◆ **OBJECTIVE**: Below are the entries; count the lines in them that contain the word "this" and give only the number.

---- PROVIDED INFORMATION

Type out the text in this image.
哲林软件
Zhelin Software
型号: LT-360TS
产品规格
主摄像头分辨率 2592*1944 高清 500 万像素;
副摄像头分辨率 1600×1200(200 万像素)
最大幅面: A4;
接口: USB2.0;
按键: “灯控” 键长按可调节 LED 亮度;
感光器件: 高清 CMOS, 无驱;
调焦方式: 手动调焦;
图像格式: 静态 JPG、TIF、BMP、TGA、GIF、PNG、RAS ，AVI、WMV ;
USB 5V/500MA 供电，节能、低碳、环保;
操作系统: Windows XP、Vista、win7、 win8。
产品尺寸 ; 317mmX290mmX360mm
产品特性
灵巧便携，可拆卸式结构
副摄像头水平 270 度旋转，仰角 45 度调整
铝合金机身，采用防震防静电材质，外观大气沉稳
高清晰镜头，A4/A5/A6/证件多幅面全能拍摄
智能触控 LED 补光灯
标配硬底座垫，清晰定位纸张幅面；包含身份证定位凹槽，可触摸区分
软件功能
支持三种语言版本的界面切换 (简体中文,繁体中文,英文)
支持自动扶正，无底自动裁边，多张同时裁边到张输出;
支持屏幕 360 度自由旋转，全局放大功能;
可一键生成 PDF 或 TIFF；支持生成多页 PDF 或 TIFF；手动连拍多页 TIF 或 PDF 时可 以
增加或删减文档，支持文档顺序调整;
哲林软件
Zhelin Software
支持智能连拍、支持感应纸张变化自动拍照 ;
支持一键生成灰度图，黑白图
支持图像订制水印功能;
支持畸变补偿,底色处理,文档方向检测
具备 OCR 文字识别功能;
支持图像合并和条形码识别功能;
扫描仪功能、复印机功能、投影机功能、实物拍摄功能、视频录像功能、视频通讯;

--------
---- PROVIDED INFORMATION

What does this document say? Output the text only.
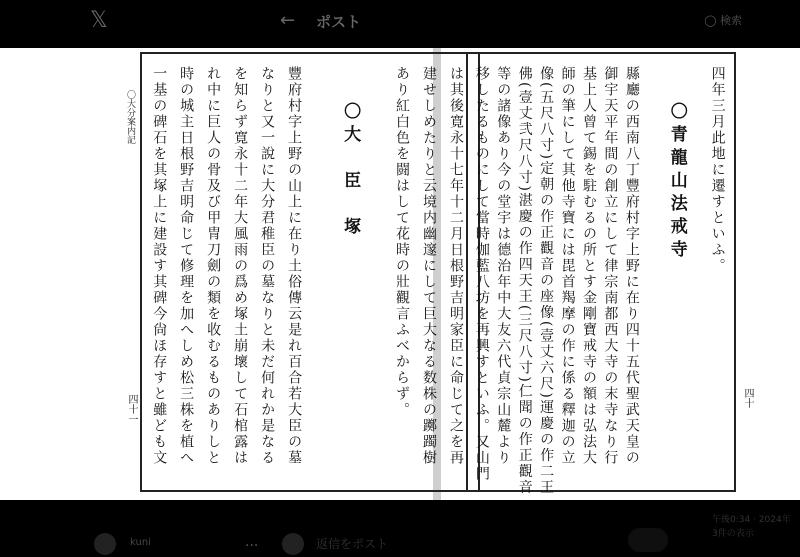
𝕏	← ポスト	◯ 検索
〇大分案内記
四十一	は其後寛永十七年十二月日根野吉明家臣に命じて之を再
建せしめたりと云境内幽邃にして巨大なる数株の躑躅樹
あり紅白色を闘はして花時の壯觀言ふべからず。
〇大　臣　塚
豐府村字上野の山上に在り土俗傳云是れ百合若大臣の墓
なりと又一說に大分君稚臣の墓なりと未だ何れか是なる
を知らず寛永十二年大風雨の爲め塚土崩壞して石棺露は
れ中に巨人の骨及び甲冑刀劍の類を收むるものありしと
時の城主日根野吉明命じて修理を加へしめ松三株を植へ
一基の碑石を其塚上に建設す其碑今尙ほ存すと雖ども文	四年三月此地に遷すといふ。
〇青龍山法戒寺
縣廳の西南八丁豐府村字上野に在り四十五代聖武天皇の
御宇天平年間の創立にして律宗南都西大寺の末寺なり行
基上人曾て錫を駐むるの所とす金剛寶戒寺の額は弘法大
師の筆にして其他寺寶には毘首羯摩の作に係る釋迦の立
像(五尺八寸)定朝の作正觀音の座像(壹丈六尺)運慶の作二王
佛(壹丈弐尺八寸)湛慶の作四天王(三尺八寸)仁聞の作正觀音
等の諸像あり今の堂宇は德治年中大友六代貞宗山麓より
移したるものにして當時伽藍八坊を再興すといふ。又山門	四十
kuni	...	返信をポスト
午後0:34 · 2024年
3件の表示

--------

◆ **EXERCISE OUTPUT**: 2